Task brief: Extract the full listing verbatim and drop any pictures from your copy.

Dataset entries:
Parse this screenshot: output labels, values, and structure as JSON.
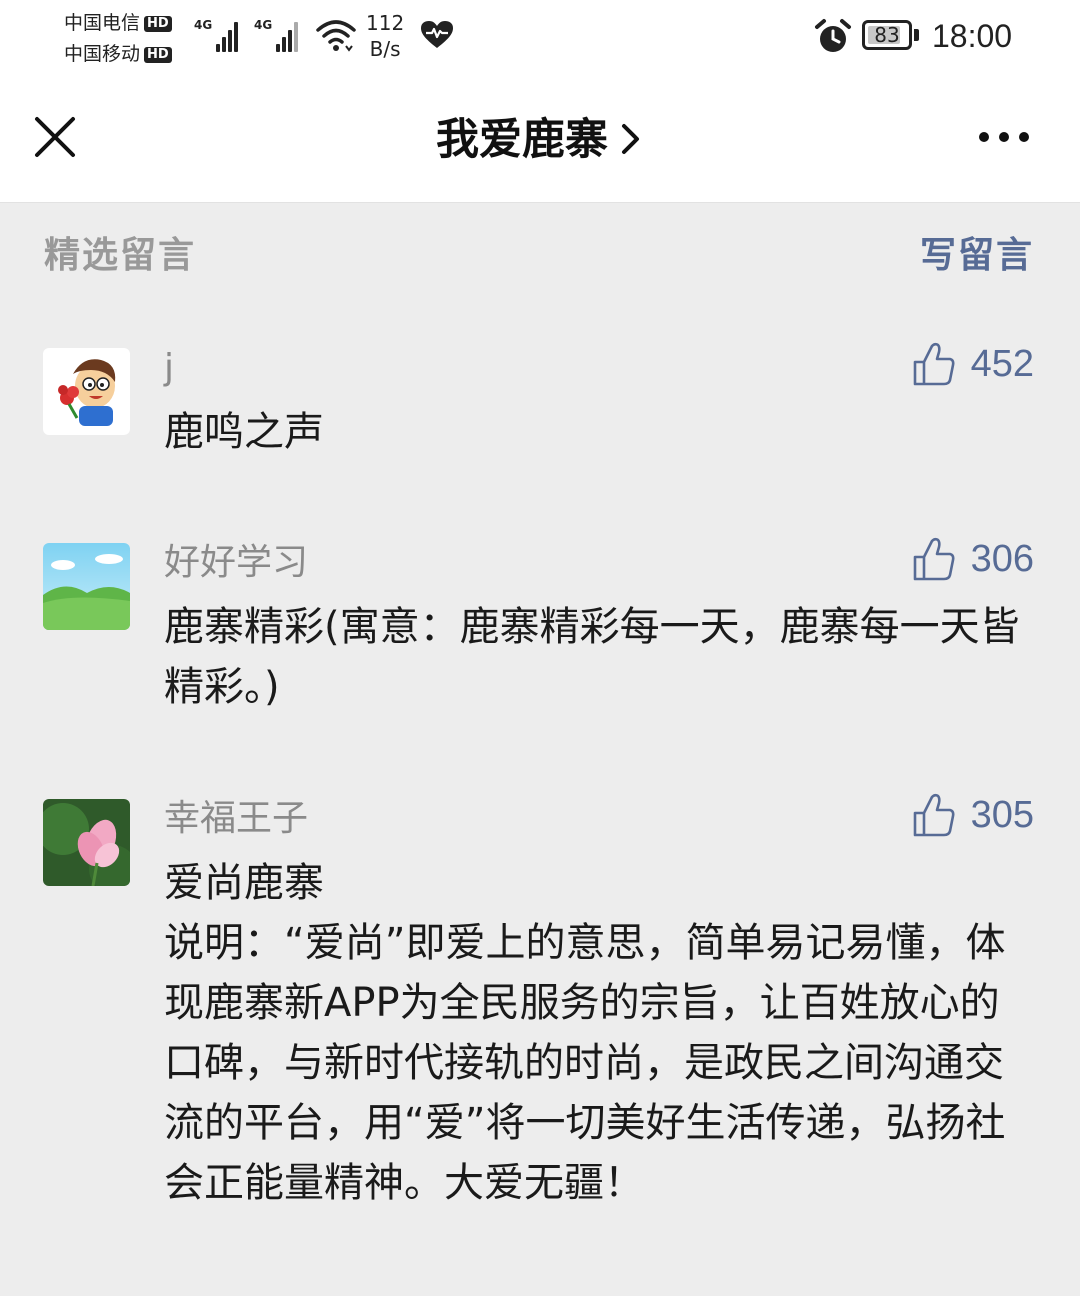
{
  "status_bar": {
    "carrier_1": "中国电信",
    "carrier_2": "中国移动",
    "hd_label": "HD",
    "network_1": "4G",
    "network_2": "4G",
    "speed_value": "112",
    "speed_unit": "B/s",
    "battery_level": "83",
    "battery_fraction": 0.83,
    "time": "18:00"
  },
  "nav": {
    "title": "我爱鹿寨"
  },
  "section": {
    "title": "精选留言",
    "write_label": "写留言"
  },
  "comments": [
    {
      "author": "j",
      "likes": "452",
      "text": "鹿鸣之声"
    },
    {
      "author": "好好学习",
      "likes": "306",
      "text": "鹿寨精彩(寓意：鹿寨精彩每一天，鹿寨每一天皆精彩。)"
    },
    {
      "author": "幸福王子",
      "likes": "305",
      "text": "爱尚鹿寨\n说明：“爱尚”即爱上的意思，简单易记易懂，体现鹿寨新APP为全民服务的宗旨，让百姓放心的口碑，与新时代接轨的时尚，是政民之间沟通交流的平台，用“爱”将一切美好生活传递，弘扬社会正能量精神。大爱无疆！"
    }
  ],
  "colors": {
    "link_blue": "#576b95",
    "page_bg": "#ededed",
    "muted_gray": "#999999"
  }
}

Solution to the exercise:
Parse this screenshot: output labels, values, and structure as JSON.
{
  "status_bar": {
    "carrier_1": "中国电信",
    "carrier_2": "中国移动",
    "hd_label": "HD",
    "network_1": "4G",
    "network_2": "4G",
    "speed_value": "112",
    "speed_unit": "B/s",
    "battery_level": "83",
    "battery_fraction": 0.83,
    "time": "18:00"
  },
  "nav": {
    "title": "我爱鹿寨"
  },
  "section": {
    "title": "精选留言",
    "write_label": "写留言"
  },
  "comments": [
    {
      "author": "j",
      "likes": "452",
      "text": "鹿鸣之声"
    },
    {
      "author": "好好学习",
      "likes": "306",
      "text": "鹿寨精彩(寓意：鹿寨精彩每一天，鹿寨每一天皆精彩。)"
    },
    {
      "author": "幸福王子",
      "likes": "305",
      "text": "爱尚鹿寨\n说明：“爱尚”即爱上的意思，简单易记易懂，体现鹿寨新APP为全民服务的宗旨，让百姓放心的口碑，与新时代接轨的时尚，是政民之间沟通交流的平台，用“爱”将一切美好生活传递，弘扬社会正能量精神。大爱无疆！"
    }
  ],
  "colors": {
    "link_blue": "#576b95",
    "page_bg": "#ededed",
    "muted_gray": "#999999"
  }
}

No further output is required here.